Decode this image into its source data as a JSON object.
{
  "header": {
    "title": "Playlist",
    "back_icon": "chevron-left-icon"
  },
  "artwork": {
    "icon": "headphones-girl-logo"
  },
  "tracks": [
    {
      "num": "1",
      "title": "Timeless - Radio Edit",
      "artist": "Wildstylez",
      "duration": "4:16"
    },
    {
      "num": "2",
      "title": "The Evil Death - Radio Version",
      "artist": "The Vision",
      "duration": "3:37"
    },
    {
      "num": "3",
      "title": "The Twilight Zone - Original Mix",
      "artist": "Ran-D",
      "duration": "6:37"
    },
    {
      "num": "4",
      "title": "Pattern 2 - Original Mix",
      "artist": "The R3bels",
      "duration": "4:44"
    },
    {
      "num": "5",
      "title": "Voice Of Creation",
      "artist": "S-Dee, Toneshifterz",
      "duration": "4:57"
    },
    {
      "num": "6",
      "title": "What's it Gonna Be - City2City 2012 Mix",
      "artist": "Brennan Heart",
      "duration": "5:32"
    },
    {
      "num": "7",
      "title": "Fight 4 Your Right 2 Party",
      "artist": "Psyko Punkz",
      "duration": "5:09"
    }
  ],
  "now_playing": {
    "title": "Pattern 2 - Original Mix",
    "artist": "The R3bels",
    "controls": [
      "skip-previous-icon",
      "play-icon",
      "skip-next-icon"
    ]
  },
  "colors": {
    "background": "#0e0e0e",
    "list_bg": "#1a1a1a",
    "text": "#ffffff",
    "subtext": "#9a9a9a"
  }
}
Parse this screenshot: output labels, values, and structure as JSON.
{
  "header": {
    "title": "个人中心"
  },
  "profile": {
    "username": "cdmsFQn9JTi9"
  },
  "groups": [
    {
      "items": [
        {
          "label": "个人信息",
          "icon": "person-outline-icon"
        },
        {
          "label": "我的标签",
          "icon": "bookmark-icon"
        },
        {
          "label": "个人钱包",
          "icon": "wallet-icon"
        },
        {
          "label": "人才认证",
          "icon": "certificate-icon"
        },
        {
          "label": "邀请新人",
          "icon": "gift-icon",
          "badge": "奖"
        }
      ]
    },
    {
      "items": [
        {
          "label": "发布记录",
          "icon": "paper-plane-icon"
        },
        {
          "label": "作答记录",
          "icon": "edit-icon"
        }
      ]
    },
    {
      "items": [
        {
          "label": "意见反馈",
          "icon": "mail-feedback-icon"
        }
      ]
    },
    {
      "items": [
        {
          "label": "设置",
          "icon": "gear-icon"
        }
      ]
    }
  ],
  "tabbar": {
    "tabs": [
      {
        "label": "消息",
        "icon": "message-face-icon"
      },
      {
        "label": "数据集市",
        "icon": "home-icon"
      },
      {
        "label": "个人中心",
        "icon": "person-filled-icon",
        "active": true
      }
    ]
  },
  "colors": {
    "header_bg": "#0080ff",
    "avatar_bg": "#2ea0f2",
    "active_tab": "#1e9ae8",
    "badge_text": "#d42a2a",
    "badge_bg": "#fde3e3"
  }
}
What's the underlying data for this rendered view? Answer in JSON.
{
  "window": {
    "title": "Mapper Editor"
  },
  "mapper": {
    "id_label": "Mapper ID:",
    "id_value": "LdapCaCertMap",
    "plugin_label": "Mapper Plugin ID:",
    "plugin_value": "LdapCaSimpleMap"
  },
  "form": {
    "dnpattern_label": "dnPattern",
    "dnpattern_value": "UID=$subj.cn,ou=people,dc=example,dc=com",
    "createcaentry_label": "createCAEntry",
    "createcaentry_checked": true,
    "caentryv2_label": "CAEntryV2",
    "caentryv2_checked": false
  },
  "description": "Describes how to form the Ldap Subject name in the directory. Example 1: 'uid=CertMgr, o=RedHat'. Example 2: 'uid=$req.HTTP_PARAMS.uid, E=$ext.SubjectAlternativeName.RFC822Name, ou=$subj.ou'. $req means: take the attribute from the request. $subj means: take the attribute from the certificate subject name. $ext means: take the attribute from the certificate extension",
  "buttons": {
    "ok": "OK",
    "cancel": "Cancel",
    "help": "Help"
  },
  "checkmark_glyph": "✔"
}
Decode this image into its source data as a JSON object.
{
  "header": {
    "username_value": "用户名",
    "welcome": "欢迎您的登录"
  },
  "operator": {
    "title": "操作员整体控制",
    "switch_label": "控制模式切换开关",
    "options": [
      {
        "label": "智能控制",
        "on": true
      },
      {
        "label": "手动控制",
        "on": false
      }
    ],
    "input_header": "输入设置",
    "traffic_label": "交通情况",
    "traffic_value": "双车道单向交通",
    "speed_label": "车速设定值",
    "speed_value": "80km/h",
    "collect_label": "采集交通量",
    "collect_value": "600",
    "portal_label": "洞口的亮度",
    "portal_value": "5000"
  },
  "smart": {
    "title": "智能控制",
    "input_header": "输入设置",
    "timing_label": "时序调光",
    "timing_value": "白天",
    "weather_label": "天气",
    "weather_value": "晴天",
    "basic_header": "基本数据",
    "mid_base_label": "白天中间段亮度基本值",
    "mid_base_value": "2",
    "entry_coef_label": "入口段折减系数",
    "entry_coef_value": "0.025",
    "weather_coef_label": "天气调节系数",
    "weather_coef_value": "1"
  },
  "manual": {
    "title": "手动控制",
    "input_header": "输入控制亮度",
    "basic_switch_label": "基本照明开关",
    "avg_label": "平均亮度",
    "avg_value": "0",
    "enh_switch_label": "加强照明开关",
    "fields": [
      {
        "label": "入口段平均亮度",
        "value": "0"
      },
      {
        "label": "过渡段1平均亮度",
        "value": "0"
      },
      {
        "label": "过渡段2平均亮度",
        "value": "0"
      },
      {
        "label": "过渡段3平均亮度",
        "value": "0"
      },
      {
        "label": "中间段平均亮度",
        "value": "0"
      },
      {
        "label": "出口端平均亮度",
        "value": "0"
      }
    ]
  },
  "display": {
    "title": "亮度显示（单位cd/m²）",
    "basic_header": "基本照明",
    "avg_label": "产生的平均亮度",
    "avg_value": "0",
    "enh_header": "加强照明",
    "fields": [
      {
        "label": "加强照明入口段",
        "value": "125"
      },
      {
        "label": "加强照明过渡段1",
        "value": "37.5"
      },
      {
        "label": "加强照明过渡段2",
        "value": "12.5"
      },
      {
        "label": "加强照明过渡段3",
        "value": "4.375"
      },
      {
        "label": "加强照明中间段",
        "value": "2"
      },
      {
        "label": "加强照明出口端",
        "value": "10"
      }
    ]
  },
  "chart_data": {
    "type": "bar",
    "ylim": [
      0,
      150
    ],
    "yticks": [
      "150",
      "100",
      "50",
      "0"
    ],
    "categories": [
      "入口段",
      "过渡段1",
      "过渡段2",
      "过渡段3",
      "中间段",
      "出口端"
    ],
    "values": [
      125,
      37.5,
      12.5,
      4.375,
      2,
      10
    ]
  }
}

### CHALLENGE
From the entries above, collect every line with the string "JSON" in it.

### THE RESPONSE
Decode this image into its source data as a JSON object.
Parse this screenshot: output labels, values, and structure as JSON.
What's the underlying data for this rendered view? Answer in JSON.
Decode this image into its source data as a JSON object.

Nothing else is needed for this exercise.